• ТЕКСТ ДЛЯ ЧТЕНИЯ:
----------

Дальнейшие поиски Брехта отмечены созданием пьес «Трехгрошовая опера» (1928), «Святая Иоанна скотобоен» (1932) и «Мать», по роману Горького (1932).

За сюжетную основу своей «оперы» Брехт взял комедию английского драматурга XVIII в. Гея «Опера нищих». Но мир авантюристов, бандитов, проституток и нищих, изображенный Брехтом, имеет не только английскую специфику. Структура пьесы многопланова, острота сюжетных конфликтов напоминает кризисную атмосферу Германии времен Веймарской республики. Эта пьеса выдержана у Брехта в композиционных приемах «эпического театра». Непосредственно эстетическое содержание, заключенное в характерах и фабуле, сочетается в ней с зонгами, несущими теоретический комментарий и побуждающими зрителя к напряженной работе мысли. В 1933 г. Брехт эмигрировал из фашистской Германии, жил в Австрии, затем в Швейцарии, Франции, Дании, Финляндии и с 1941 г. — в США. После второй мировой войны его преследовала в США Комиссия по расследованию антиамериканской деятельности.

Стихотворения начала 30-х годов [2] были призваны рассеять гитлеровскую демагогию; поэт находил и выставлял напоказ порой незаметные обывателю противоречия в фашистских обещаниях. И здесь Брехту очень помог его принцип «очуждения».] Общепринятое в гитлеровском государстве, привычное, ласкающее слух немца — под пером Брехта начинало выглядеть сомнительным, нелепым, а затем и чудовищным. В 1933-1934 гг. поэт создает «Гитлеровские хоралы». Высокая форма оды, музыкальная интонация произведения только усиливают сатирический эффект, заключенный в афоризмах хоралов. Во многих стихотворениях Брехт подчеркивает, что последовательная борьба с фашизмом — это не только уничтожение гитлеровского государства, но и революция пролетариата (стихотворения «Все или никто», «Песнь против войны», «Резолюция коммунаров», «Великий Октябрь»).

В 1934 г. Брехт публикует свое самое значительное прозаическое произведение — «Трехгрошовый роман». На первый взгляд может показаться, что писатель создал лишь прозаический вариант «Трехгрошовой оперы». Однако «Трехгрошовый роман» — совершенно самостоятельное произведение. Брехт гораздо точнее конкретизирует здесь время действия. Все события в романе связаны с англо-бурской войной 1899-1902 гг. Знакомые по пьесе действующие лица — бандит Мэкхит, глава «империи нищих» Пичем, полицейский Браун, Полли, дочь Пичема, и другие — преображаются. Мы видим в них дельцов империалистической хватки и цинизма. Брехт выступает в этом романе как подлинный «доктор социальных наук». Он показывает механизм закулисных связей финансовых авантюристов (вроде Кокса) и правительства. Писатель изображает внешнюю, открытую сторону событий — отправление кораблей с новобранцами в Южную Африку, патриотические демонстрации, респектабельный суд и бдительную полицию Англии. Затем он рисует истинный и решающий ход событий в стране. Торговцы ради наживы отправляют солдат в «плавучих гробах», которые идут на дно; патриотизм раздувается нанятыми нищими; в суде бандит Мэкхит-нож спокойно разыгрывает оскорбленного «честного торговца»; грабитель и начальник полиции связаны трогательной дружбой и оказывают друг другу массу услуг за счет общества.

----------

• ФРАГМЕНТЫ ЗАПИСЕЙ:
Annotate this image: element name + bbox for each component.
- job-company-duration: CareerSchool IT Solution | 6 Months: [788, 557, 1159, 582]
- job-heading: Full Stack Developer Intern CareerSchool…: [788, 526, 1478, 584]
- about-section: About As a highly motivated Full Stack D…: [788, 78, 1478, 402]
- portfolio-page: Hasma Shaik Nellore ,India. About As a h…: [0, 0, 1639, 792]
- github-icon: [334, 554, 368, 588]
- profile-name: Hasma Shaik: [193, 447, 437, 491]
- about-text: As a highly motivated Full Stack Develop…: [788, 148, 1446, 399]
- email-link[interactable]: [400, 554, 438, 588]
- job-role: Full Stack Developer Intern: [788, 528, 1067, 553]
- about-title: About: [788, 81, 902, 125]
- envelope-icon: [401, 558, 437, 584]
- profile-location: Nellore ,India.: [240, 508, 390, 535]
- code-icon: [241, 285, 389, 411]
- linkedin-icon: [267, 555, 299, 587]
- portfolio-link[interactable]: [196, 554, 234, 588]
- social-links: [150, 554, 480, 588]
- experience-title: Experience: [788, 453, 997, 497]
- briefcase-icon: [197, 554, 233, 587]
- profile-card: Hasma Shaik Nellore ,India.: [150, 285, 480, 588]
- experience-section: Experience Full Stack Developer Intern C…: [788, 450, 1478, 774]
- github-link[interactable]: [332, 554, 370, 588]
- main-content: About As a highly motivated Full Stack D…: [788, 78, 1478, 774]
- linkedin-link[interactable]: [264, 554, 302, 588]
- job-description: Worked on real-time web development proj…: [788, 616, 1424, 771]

----------

• ЗАДАНИЯ:
1. Продублируйте фрагмент текста о Брехте, начиная со слов «За сюжетную основу» и далее вплоть до слов «расследованию антиамериканской деятельности.».
2. С какой войной, согласно тексту о Брехте, связаны все события «Трехгрошового романа»?
3. Изложите содержание текста о Брехте в двух предложениях.
Записи здесь никакой роли не играют.

• ОТВЕТЫ:
1.
За сюжетную основу своей «оперы» Брехт взял комедию английского драматурга XVIII в. Гея «Опера нищих». Но мир авантюристов, бандитов, проституток и нищих, изображенный Брехтом, имеет не только английскую специфику. Структура пьесы многопланова, острота сюжетных конфликтов напоминает кризисную атмосферу Германии времен Веймарской республики. Эта пьеса выдержана у Брехта в композиционных приемах «эпического театра». Непосредственно эстетическое содержание, заключенное в характерах и фабуле, сочетается в ней с зонгами, несущими теоретический комментарий и побуждающими зрителя к напряженной работе мысли. В 1933 г. Брехт эмигрировал из фашистской Германии, жил в Австрии, затем в Швейцарии, Франции, Дании, Финляндии и с 1941 г. — в США. После второй мировой войны его преследовала в США Комиссия по расследованию антиамериканской деятельности.

2. С англо-бурской войной 1899–1902 гг.

3. В 1928–1932 годах Брехт создал пьесы «Трехгрошовая опера», «Святая Иоанна скотобоен» и «Мать». В 1933 году он эмигрировал из фашистской Германии, в стихах начала 30-х годов выставлял напоказ противоречия фашистских обещаний, а в 1934 году опубликовал «Трехгрошовый роман», где на фоне англо-бурской войны показал закулисные связи финансовых авантюристов и правительства.